▸ **Problem details**
Transcribe the full listing below exactly.

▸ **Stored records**
————
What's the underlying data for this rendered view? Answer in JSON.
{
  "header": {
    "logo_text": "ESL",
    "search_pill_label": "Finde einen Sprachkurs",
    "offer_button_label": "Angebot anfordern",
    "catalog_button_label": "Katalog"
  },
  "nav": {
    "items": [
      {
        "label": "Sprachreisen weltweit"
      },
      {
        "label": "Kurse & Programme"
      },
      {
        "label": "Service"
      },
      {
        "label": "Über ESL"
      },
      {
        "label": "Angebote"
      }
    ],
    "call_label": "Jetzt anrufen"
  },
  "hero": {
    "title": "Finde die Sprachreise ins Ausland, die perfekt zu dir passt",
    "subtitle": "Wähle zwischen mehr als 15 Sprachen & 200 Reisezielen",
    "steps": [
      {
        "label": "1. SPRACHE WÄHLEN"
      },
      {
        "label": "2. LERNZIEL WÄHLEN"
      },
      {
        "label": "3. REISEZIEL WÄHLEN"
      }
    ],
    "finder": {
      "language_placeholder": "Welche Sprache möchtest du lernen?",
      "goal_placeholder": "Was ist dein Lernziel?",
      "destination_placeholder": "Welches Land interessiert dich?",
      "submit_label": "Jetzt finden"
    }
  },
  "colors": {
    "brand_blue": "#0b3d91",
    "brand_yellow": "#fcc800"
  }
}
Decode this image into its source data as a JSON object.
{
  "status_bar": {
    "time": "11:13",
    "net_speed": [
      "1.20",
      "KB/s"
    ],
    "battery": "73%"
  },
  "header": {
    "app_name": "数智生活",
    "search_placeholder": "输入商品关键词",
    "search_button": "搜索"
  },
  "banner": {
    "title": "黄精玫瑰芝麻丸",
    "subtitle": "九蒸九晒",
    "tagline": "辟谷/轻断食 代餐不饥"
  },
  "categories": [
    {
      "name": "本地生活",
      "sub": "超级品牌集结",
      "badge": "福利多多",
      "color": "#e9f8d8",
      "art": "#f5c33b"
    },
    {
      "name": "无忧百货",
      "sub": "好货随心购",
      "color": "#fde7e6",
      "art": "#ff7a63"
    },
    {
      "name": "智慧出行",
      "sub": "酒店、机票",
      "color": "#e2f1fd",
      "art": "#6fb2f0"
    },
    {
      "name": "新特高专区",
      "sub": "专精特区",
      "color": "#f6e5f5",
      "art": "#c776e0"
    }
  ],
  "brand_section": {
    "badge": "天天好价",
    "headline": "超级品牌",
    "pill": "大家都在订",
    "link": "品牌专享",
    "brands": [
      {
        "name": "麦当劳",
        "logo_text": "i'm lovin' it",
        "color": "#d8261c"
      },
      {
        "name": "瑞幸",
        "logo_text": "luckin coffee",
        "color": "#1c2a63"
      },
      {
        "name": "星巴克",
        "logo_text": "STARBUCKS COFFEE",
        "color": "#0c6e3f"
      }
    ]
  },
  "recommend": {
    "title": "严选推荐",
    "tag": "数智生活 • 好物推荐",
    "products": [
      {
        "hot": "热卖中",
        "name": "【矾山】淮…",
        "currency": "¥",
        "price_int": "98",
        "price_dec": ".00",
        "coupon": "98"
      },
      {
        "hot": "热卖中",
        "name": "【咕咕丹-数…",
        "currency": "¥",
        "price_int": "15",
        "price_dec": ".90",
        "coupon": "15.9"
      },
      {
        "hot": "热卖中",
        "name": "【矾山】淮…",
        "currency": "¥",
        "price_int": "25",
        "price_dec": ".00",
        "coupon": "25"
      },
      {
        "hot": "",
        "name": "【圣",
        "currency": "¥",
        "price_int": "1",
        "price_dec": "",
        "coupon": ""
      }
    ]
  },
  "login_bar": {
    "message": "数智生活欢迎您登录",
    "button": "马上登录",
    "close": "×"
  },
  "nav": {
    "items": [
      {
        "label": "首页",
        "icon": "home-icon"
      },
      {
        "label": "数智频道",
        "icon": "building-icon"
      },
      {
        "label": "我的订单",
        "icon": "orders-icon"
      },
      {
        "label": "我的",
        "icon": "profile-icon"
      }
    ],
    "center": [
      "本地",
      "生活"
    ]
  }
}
————
▸ **Full answer**
What's the underlying data for this rendered view? Answer in JSON.
{
  "header": {
    "logo_text": "ESL",
    "search_pill_label": "Finde einen Sprachkurs",
    "offer_button_label": "Angebot anfordern",
    "catalog_button_label": "Katalog"
  },
  "nav": {
    "items": [
      {
        "label": "Sprachreisen weltweit"
      },
      {
        "label": "Kurse & Programme"
      },
      {
        "label": "Service"
      },
      {
        "label": "Über ESL"
      },
      {
        "label": "Angebote"
      }
    ],
    "call_label": "Jetzt anrufen"
  },
  "hero": {
    "title": "Finde die Sprachreise ins Ausland, die perfekt zu dir passt",
    "subtitle": "Wähle zwischen mehr als 15 Sprachen & 200 Reisezielen",
    "steps": [
      {
        "label": "1. SPRACHE WÄHLEN"
      },
      {
        "label": "2. LERNZIEL WÄHLEN"
      },
      {
        "label": "3. REISEZIEL WÄHLEN"
      }
    ],
    "finder": {
      "language_placeholder": "Welche Sprache möchtest du lernen?",
      "goal_placeholder": "Was ist dein Lernziel?",
      "destination_placeholder": "Welches Land interessiert dich?",
      "submit_label": "Jetzt finden"
    }
  },
  "colors": {
    "brand_blue": "#0b3d91",
    "brand_yellow": "#fcc800"
  }
}
Decode this image into its source data as a JSON object.
{
  "status_bar": {
    "time": "11:13",
    "net_speed": [
      "1.20",
      "KB/s"
    ],
    "battery": "73%"
  },
  "header": {
    "app_name": "数智生活",
    "search_placeholder": "输入商品关键词",
    "search_button": "搜索"
  },
  "banner": {
    "title": "黄精玫瑰芝麻丸",
    "subtitle": "九蒸九晒",
    "tagline": "辟谷/轻断食 代餐不饥"
  },
  "categories": [
    {
      "name": "本地生活",
      "sub": "超级品牌集结",
      "badge": "福利多多",
      "color": "#e9f8d8",
      "art": "#f5c33b"
    },
    {
      "name": "无忧百货",
      "sub": "好货随心购",
      "color": "#fde7e6",
      "art": "#ff7a63"
    },
    {
      "name": "智慧出行",
      "sub": "酒店、机票",
      "color": "#e2f1fd",
      "art": "#6fb2f0"
    },
    {
      "name": "新特高专区",
      "sub": "专精特区",
      "color": "#f6e5f5",
      "art": "#c776e0"
    }
  ],
  "brand_section": {
    "badge": "天天好价",
    "headline": "超级品牌",
    "pill": "大家都在订",
    "link": "品牌专享",
    "brands": [
      {
        "name": "麦当劳",
        "logo_text": "i'm lovin' it",
        "color": "#d8261c"
      },
      {
        "name": "瑞幸",
        "logo_text": "luckin coffee",
        "color": "#1c2a63"
      },
      {
        "name": "星巴克",
        "logo_text": "STARBUCKS COFFEE",
        "color": "#0c6e3f"
      }
    ]
  },
  "recommend": {
    "title": "严选推荐",
    "tag": "数智生活 • 好物推荐",
    "products": [
      {
        "hot": "热卖中",
        "name": "【矾山】淮…",
        "currency": "¥",
        "price_int": "98",
        "price_dec": ".00",
        "coupon": "98"
      },
      {
        "hot": "热卖中",
        "name": "【咕咕丹-数…",
        "currency": "¥",
        "price_int": "15",
        "price_dec": ".90",
        "coupon": "15.9"
      },
      {
        "hot": "热卖中",
        "name": "【矾山】淮…",
        "currency": "¥",
        "price_int": "25",
        "price_dec": ".00",
        "coupon": "25"
      },
      {
        "hot": "",
        "name": "【圣",
        "currency": "¥",
        "price_int": "1",
        "price_dec": "",
        "coupon": ""
      }
    ]
  },
  "login_bar": {
    "message": "数智生活欢迎您登录",
    "button": "马上登录",
    "close": "×"
  },
  "nav": {
    "items": [
      {
        "label": "首页",
        "icon": "home-icon"
      },
      {
        "label": "数智频道",
        "icon": "building-icon"
      },
      {
        "label": "我的订单",
        "icon": "orders-icon"
      },
      {
        "label": "我的",
        "icon": "profile-icon"
      }
    ],
    "center": [
      "本地",
      "生活"
    ]
  }
}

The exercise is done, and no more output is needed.